_Written exercise_:
Leave every picture out and write out the records below exactly.

_Exercise data_:
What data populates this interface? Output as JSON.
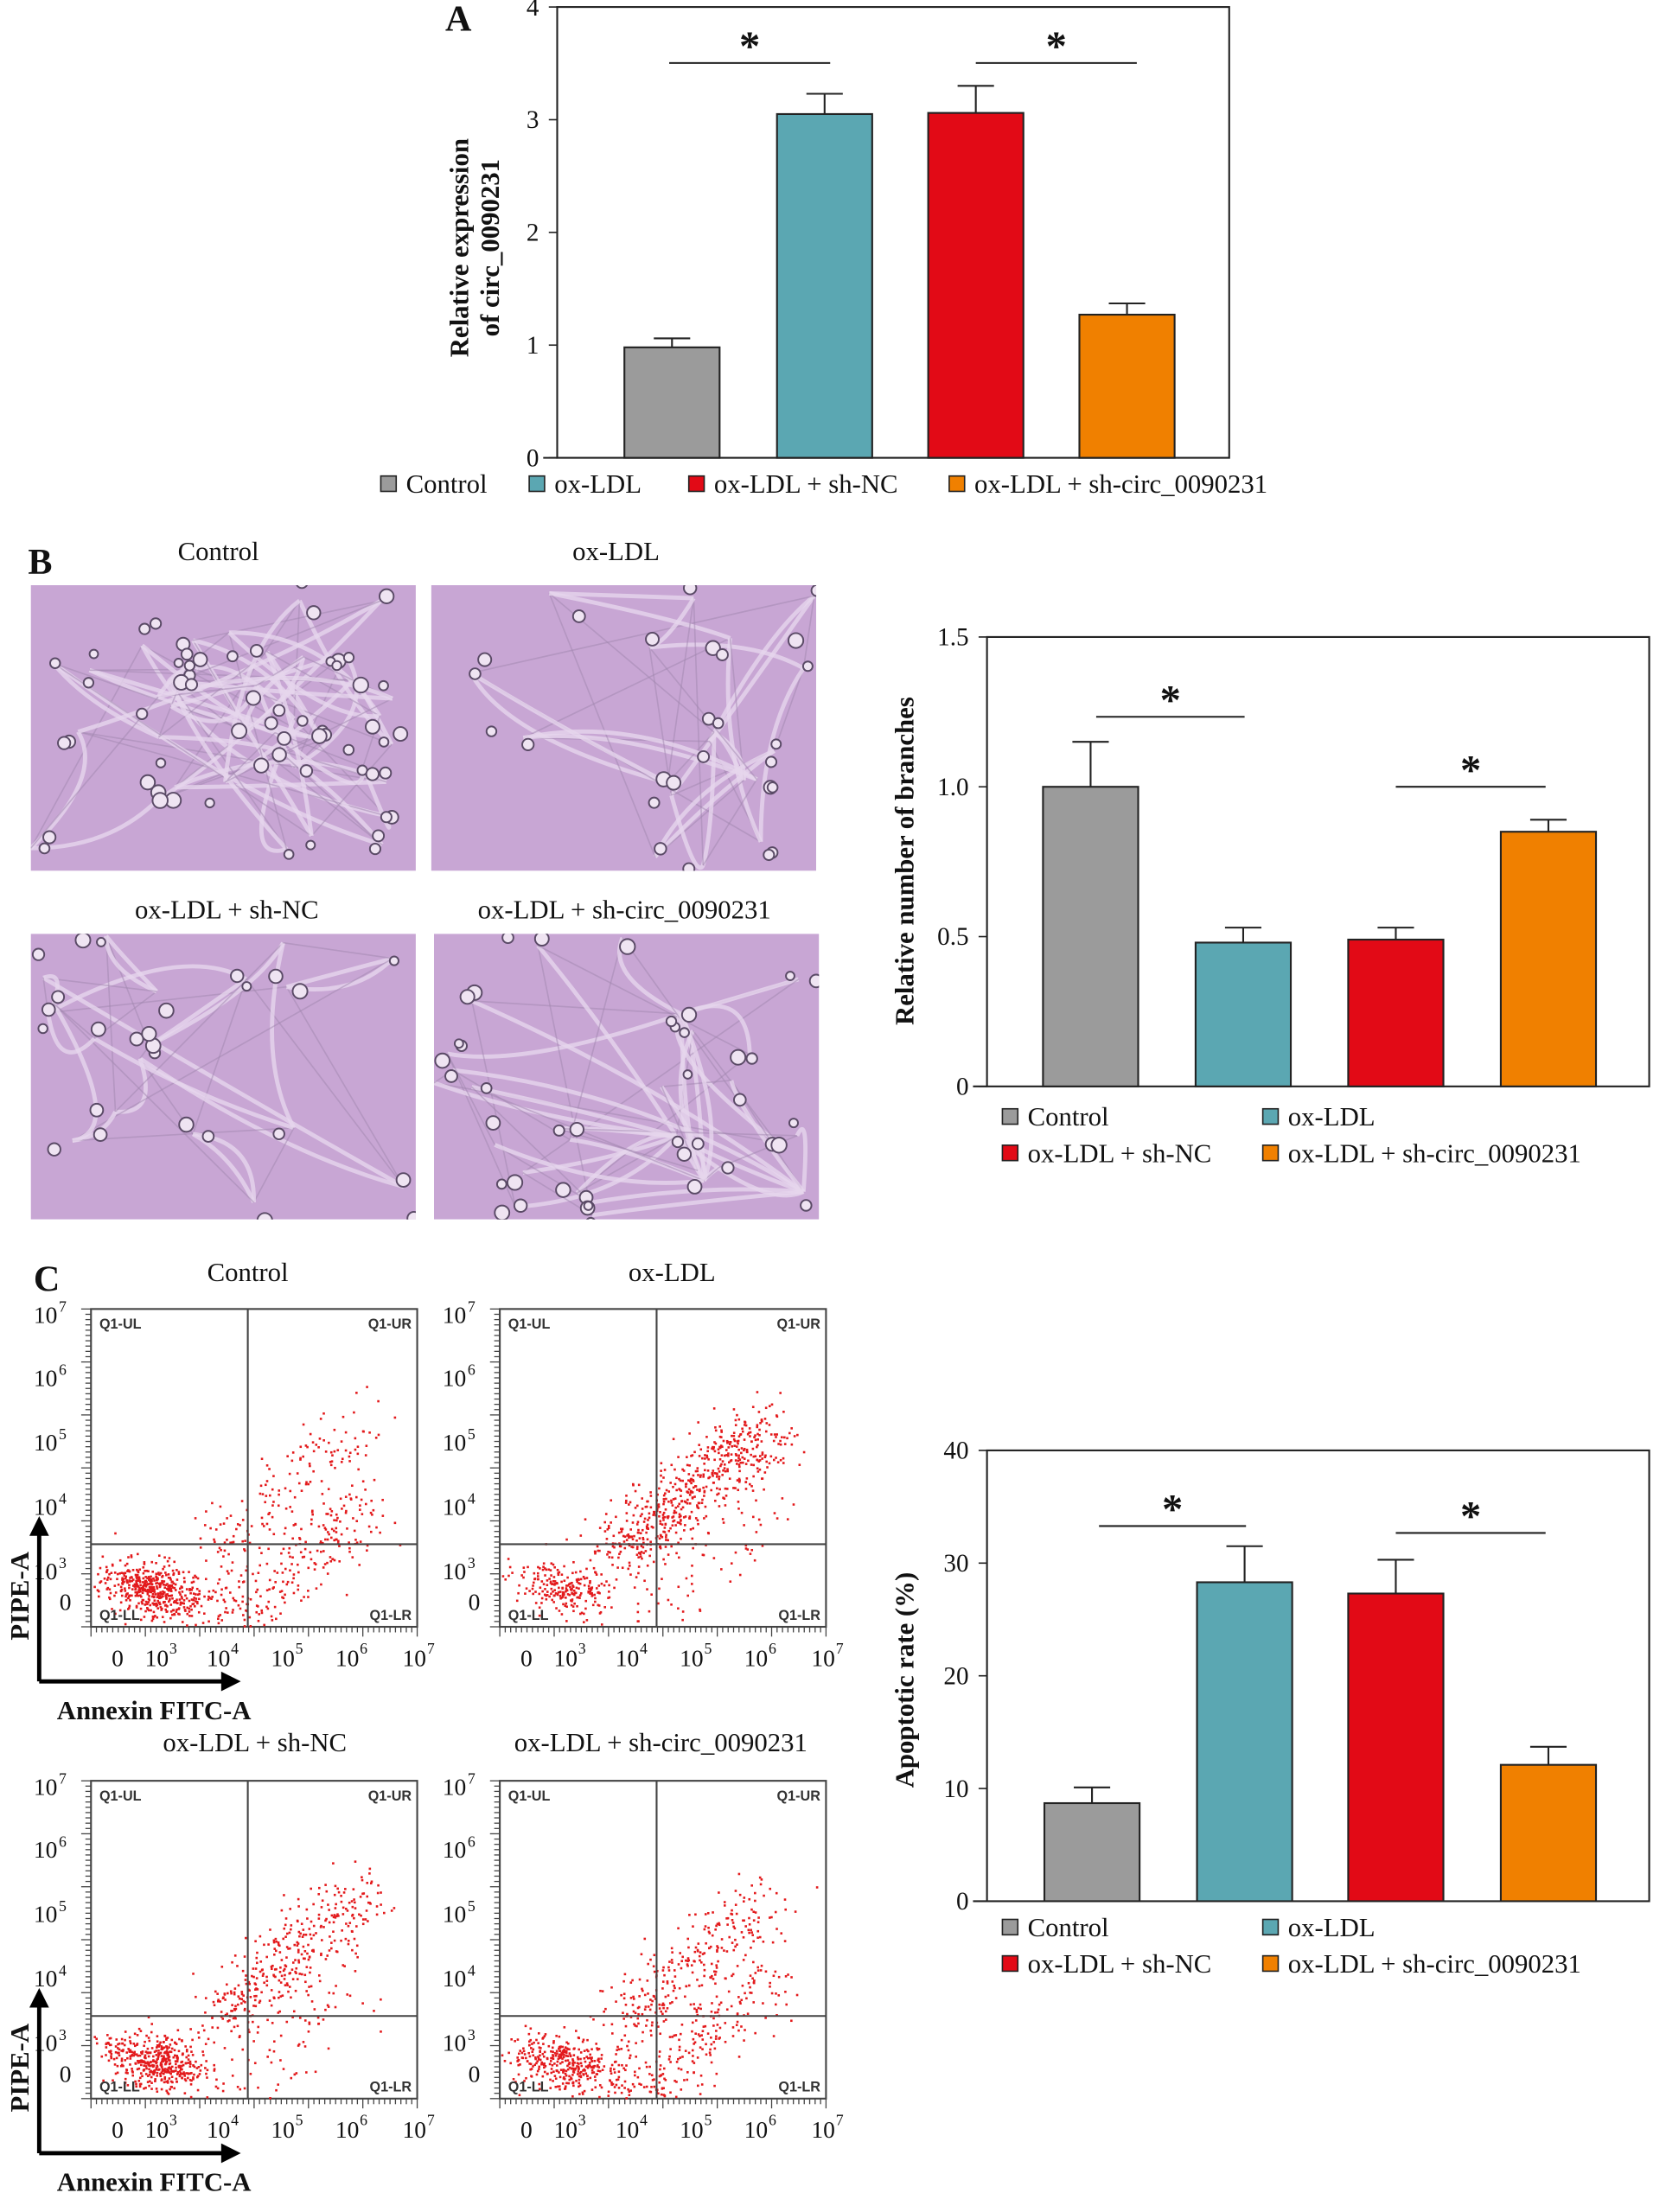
{
  "colors": {
    "Control": "#9b9b9b",
    "ox-LDL": "#5ba7b2",
    "ox-LDL + sh-NC": "#e20a16",
    "ox-LDL + sh-circ_0090231": "#f08000"
  },
  "panels": {
    "A": "A",
    "B": "B",
    "C": "C"
  },
  "chart_data": [
    {
      "type": "bar",
      "panel": "A",
      "categories": [
        "Control",
        "ox-LDL",
        "ox-LDL + sh-NC",
        "ox-LDL + sh-circ_0090231"
      ],
      "values": [
        0.98,
        3.05,
        3.06,
        1.27
      ],
      "error": [
        0.08,
        0.18,
        0.24,
        0.1
      ],
      "ylabel_lines": [
        "Relative expression",
        "of circ_0090231"
      ],
      "ylim": [
        0,
        4
      ],
      "yticks": [
        "0",
        "1",
        "2",
        "3",
        "4"
      ],
      "significance": [
        {
          "between": [
            0,
            1
          ],
          "label": "*"
        },
        {
          "between": [
            2,
            3
          ],
          "label": "*"
        }
      ],
      "legend": [
        "Control",
        "ox-LDL",
        "ox-LDL + sh-NC",
        "ox-LDL + sh-circ_0090231"
      ],
      "legend_placement": "bottom"
    },
    {
      "type": "bar",
      "panel": "B",
      "categories": [
        "Control",
        "ox-LDL",
        "ox-LDL + sh-NC",
        "ox-LDL + sh-circ_0090231"
      ],
      "values": [
        1.0,
        0.48,
        0.49,
        0.85
      ],
      "error": [
        0.15,
        0.05,
        0.04,
        0.04
      ],
      "ylabel_lines": [
        "Relative number of branches"
      ],
      "ylim": [
        0,
        1.5
      ],
      "yticks": [
        "0",
        "0.5",
        "1.0",
        "1.5"
      ],
      "significance": [
        {
          "between": [
            0,
            1
          ],
          "label": "*"
        },
        {
          "between": [
            2,
            3
          ],
          "label": "*"
        }
      ],
      "legend": [
        "Control",
        "ox-LDL",
        "ox-LDL + sh-NC",
        "ox-LDL + sh-circ_0090231"
      ],
      "legend_placement": "bottom"
    },
    {
      "type": "bar",
      "panel": "C",
      "categories": [
        "Control",
        "ox-LDL",
        "ox-LDL + sh-NC",
        "ox-LDL + sh-circ_0090231"
      ],
      "values": [
        8.7,
        28.3,
        27.3,
        12.1
      ],
      "error": [
        1.4,
        3.2,
        3.0,
        1.6
      ],
      "ylabel_lines": [
        "Apoptotic rate (%)"
      ],
      "ylim": [
        0,
        40
      ],
      "yticks": [
        "0",
        "10",
        "20",
        "30",
        "40"
      ],
      "significance": [
        {
          "between": [
            0,
            1
          ],
          "label": "*"
        },
        {
          "between": [
            2,
            3
          ],
          "label": "*"
        }
      ],
      "legend": [
        "Control",
        "ox-LDL",
        "ox-LDL + sh-NC",
        "ox-LDL + sh-circ_0090231"
      ],
      "legend_placement": "bottom"
    }
  ],
  "micrographs": {
    "titles": [
      "Control",
      "ox-LDL",
      "ox-LDL + sh-NC",
      "ox-LDL + sh-circ_0090231"
    ]
  },
  "flow_plots": {
    "titles": [
      "Control",
      "ox-LDL",
      "ox-LDL + sh-NC",
      "ox-LDL + sh-circ_0090231"
    ],
    "quadrants": [
      "Q1-UL",
      "Q1-UR",
      "Q1-LL",
      "Q1-LR"
    ],
    "xlabel": "Annexin FITC-A",
    "ylabel": "PIPE-A",
    "xticks": [
      "0",
      "10",
      "10",
      "10",
      "10",
      "10"
    ],
    "xtick_exp": [
      "",
      "3",
      "4",
      "5",
      "6",
      "7"
    ],
    "yticks": [
      "10",
      "10",
      "10",
      "10",
      "10",
      "0"
    ],
    "ytick_exp": [
      "7",
      "6",
      "5",
      "4",
      "3",
      ""
    ]
  }
}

_Response_:
What data populates this interface? Output as JSON.
{
  "colors": {
    "Control": "#9b9b9b",
    "ox-LDL": "#5ba7b2",
    "ox-LDL + sh-NC": "#e20a16",
    "ox-LDL + sh-circ_0090231": "#f08000"
  },
  "panels": {
    "A": "A",
    "B": "B",
    "C": "C"
  },
  "chart_data": [
    {
      "type": "bar",
      "panel": "A",
      "categories": [
        "Control",
        "ox-LDL",
        "ox-LDL + sh-NC",
        "ox-LDL + sh-circ_0090231"
      ],
      "values": [
        0.98,
        3.05,
        3.06,
        1.27
      ],
      "error": [
        0.08,
        0.18,
        0.24,
        0.1
      ],
      "ylabel_lines": [
        "Relative expression",
        "of circ_0090231"
      ],
      "ylim": [
        0,
        4
      ],
      "yticks": [
        "0",
        "1",
        "2",
        "3",
        "4"
      ],
      "significance": [
        {
          "between": [
            0,
            1
          ],
          "label": "*"
        },
        {
          "between": [
            2,
            3
          ],
          "label": "*"
        }
      ],
      "legend": [
        "Control",
        "ox-LDL",
        "ox-LDL + sh-NC",
        "ox-LDL + sh-circ_0090231"
      ],
      "legend_placement": "bottom"
    },
    {
      "type": "bar",
      "panel": "B",
      "categories": [
        "Control",
        "ox-LDL",
        "ox-LDL + sh-NC",
        "ox-LDL + sh-circ_0090231"
      ],
      "values": [
        1.0,
        0.48,
        0.49,
        0.85
      ],
      "error": [
        0.15,
        0.05,
        0.04,
        0.04
      ],
      "ylabel_lines": [
        "Relative number of branches"
      ],
      "ylim": [
        0,
        1.5
      ],
      "yticks": [
        "0",
        "0.5",
        "1.0",
        "1.5"
      ],
      "significance": [
        {
          "between": [
            0,
            1
          ],
          "label": "*"
        },
        {
          "between": [
            2,
            3
          ],
          "label": "*"
        }
      ],
      "legend": [
        "Control",
        "ox-LDL",
        "ox-LDL + sh-NC",
        "ox-LDL + sh-circ_0090231"
      ],
      "legend_placement": "bottom"
    },
    {
      "type": "bar",
      "panel": "C",
      "categories": [
        "Control",
        "ox-LDL",
        "ox-LDL + sh-NC",
        "ox-LDL + sh-circ_0090231"
      ],
      "values": [
        8.7,
        28.3,
        27.3,
        12.1
      ],
      "error": [
        1.4,
        3.2,
        3.0,
        1.6
      ],
      "ylabel_lines": [
        "Apoptotic rate (%)"
      ],
      "ylim": [
        0,
        40
      ],
      "yticks": [
        "0",
        "10",
        "20",
        "30",
        "40"
      ],
      "significance": [
        {
          "between": [
            0,
            1
          ],
          "label": "*"
        },
        {
          "between": [
            2,
            3
          ],
          "label": "*"
        }
      ],
      "legend": [
        "Control",
        "ox-LDL",
        "ox-LDL + sh-NC",
        "ox-LDL + sh-circ_0090231"
      ],
      "legend_placement": "bottom"
    }
  ],
  "micrographs": {
    "titles": [
      "Control",
      "ox-LDL",
      "ox-LDL + sh-NC",
      "ox-LDL + sh-circ_0090231"
    ]
  },
  "flow_plots": {
    "titles": [
      "Control",
      "ox-LDL",
      "ox-LDL + sh-NC",
      "ox-LDL + sh-circ_0090231"
    ],
    "quadrants": [
      "Q1-UL",
      "Q1-UR",
      "Q1-LL",
      "Q1-LR"
    ],
    "xlabel": "Annexin FITC-A",
    "ylabel": "PIPE-A",
    "xticks": [
      "0",
      "10",
      "10",
      "10",
      "10",
      "10"
    ],
    "xtick_exp": [
      "",
      "3",
      "4",
      "5",
      "6",
      "7"
    ],
    "yticks": [
      "10",
      "10",
      "10",
      "10",
      "10",
      "0"
    ],
    "ytick_exp": [
      "7",
      "6",
      "5",
      "4",
      "3",
      ""
    ]
  }
}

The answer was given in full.